• _Task_
Copy everything in the data below exactly except the pictures.

• _Supplied entries_
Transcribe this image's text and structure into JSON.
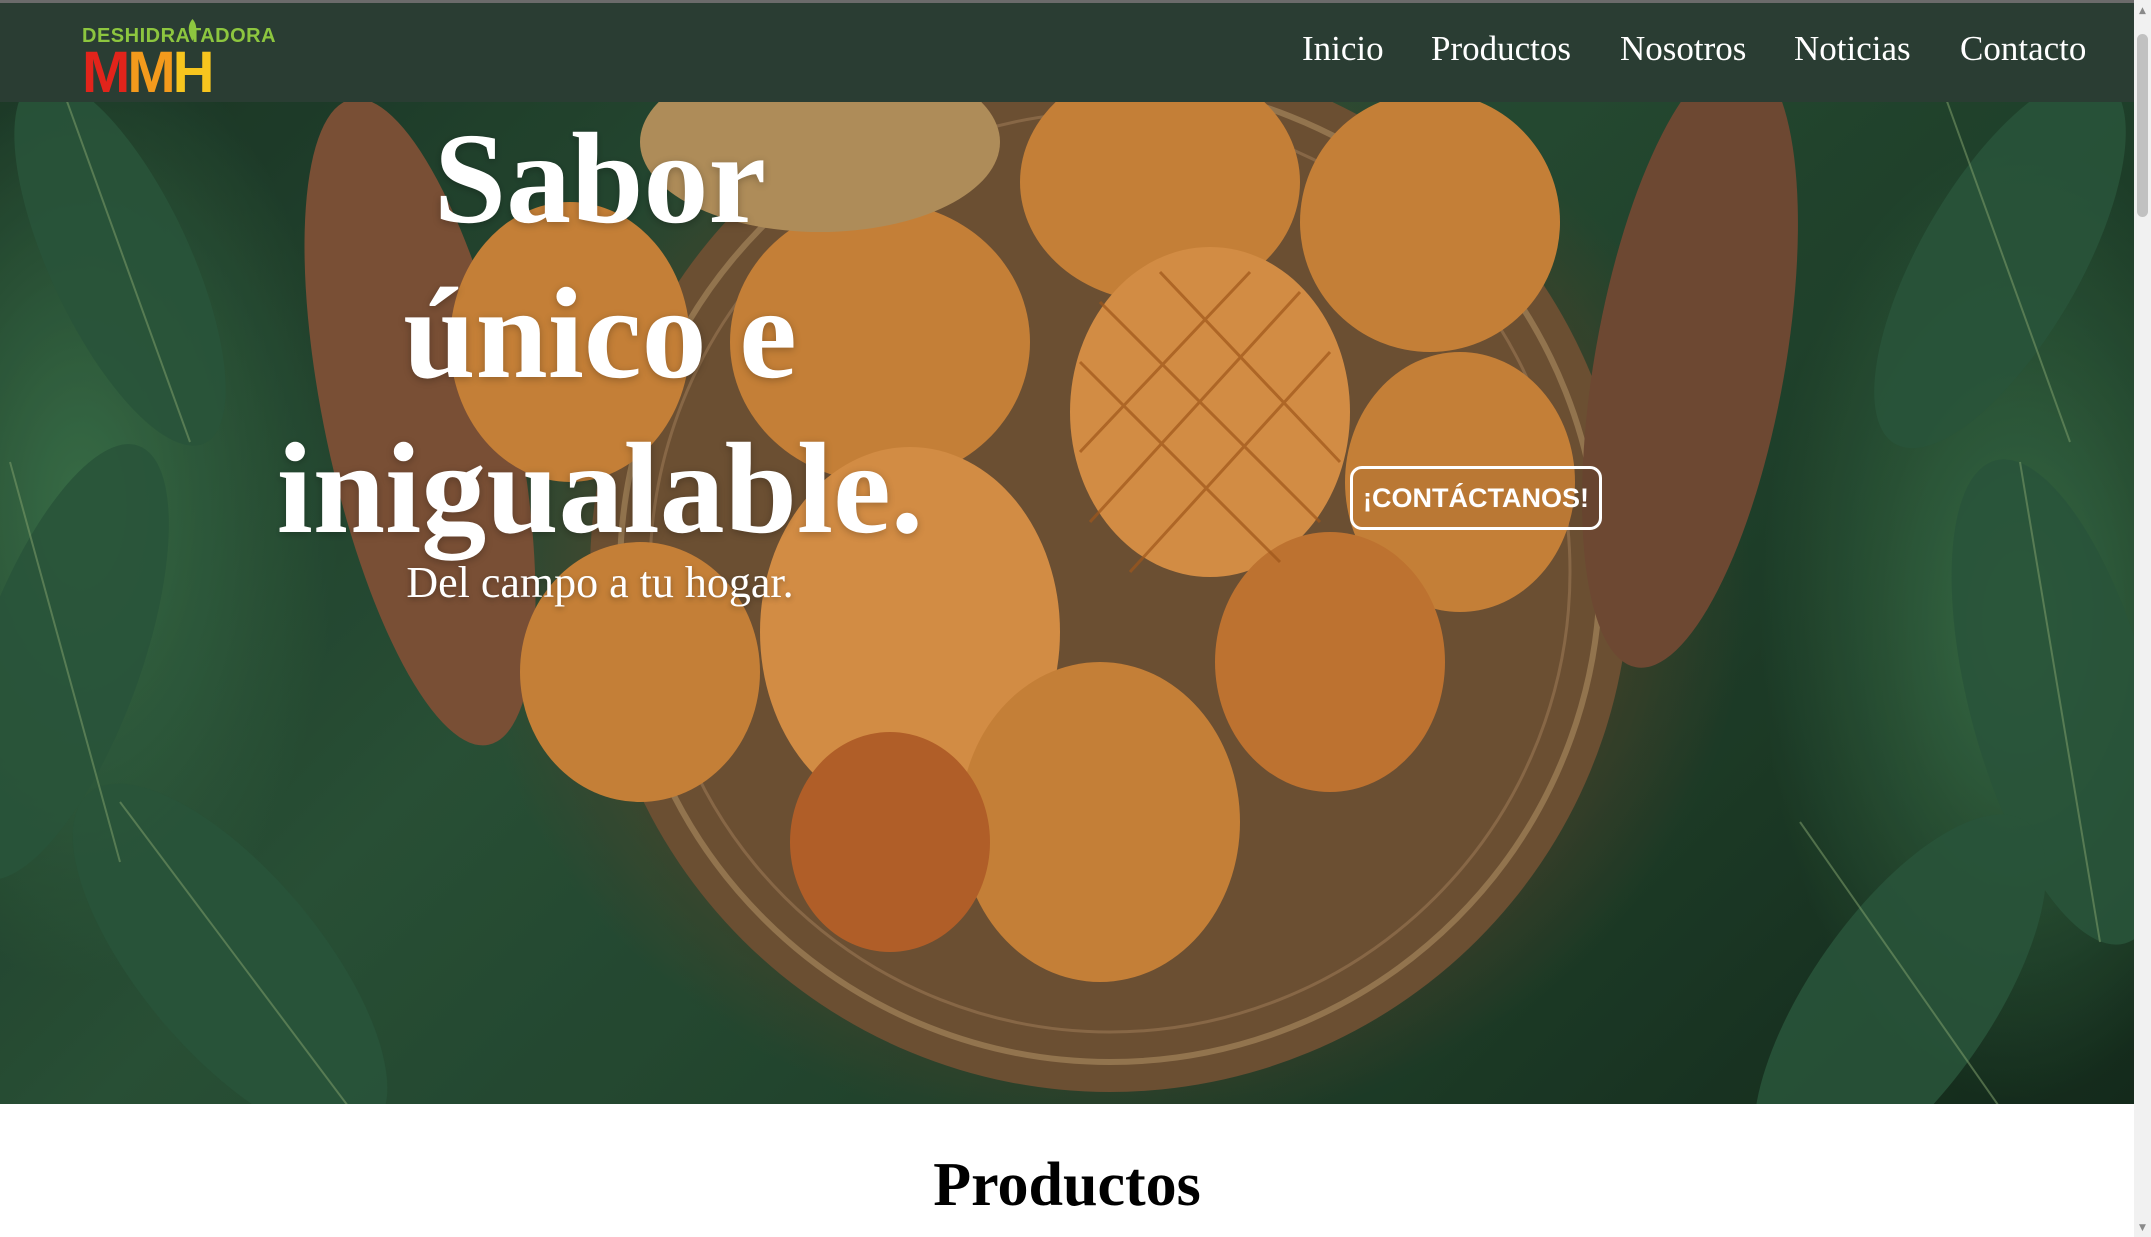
{
  "brand": {
    "logo_top": "DESHIDRATADORA",
    "logo_letters": [
      "M",
      "M",
      "H"
    ],
    "colors": {
      "green": "#8dc63f",
      "red": "#e2241b",
      "orange": "#f39a1c",
      "yellow": "#f7c51e"
    }
  },
  "nav": {
    "items": [
      "Inicio",
      "Productos",
      "Nosotros",
      "Noticias",
      "Contacto"
    ],
    "background": "#2a3d33"
  },
  "hero": {
    "title_lines": [
      "Sabor",
      "único e",
      "inigualable."
    ],
    "subtitle": "Del campo a tu hogar.",
    "cta_label": "¡CONTÁCTANOS!"
  },
  "products": {
    "heading": "Productos"
  }
}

• _Answer for the task_
Transcribe this image's text and structure into JSON.
{
  "brand": {
    "logo_top": "DESHIDRATADORA",
    "logo_letters": [
      "M",
      "M",
      "H"
    ],
    "colors": {
      "green": "#8dc63f",
      "red": "#e2241b",
      "orange": "#f39a1c",
      "yellow": "#f7c51e"
    }
  },
  "nav": {
    "items": [
      "Inicio",
      "Productos",
      "Nosotros",
      "Noticias",
      "Contacto"
    ],
    "background": "#2a3d33"
  },
  "hero": {
    "title_lines": [
      "Sabor",
      "único e",
      "inigualable."
    ],
    "subtitle": "Del campo a tu hogar.",
    "cta_label": "¡CONTÁCTANOS!"
  },
  "products": {
    "heading": "Productos"
  }
}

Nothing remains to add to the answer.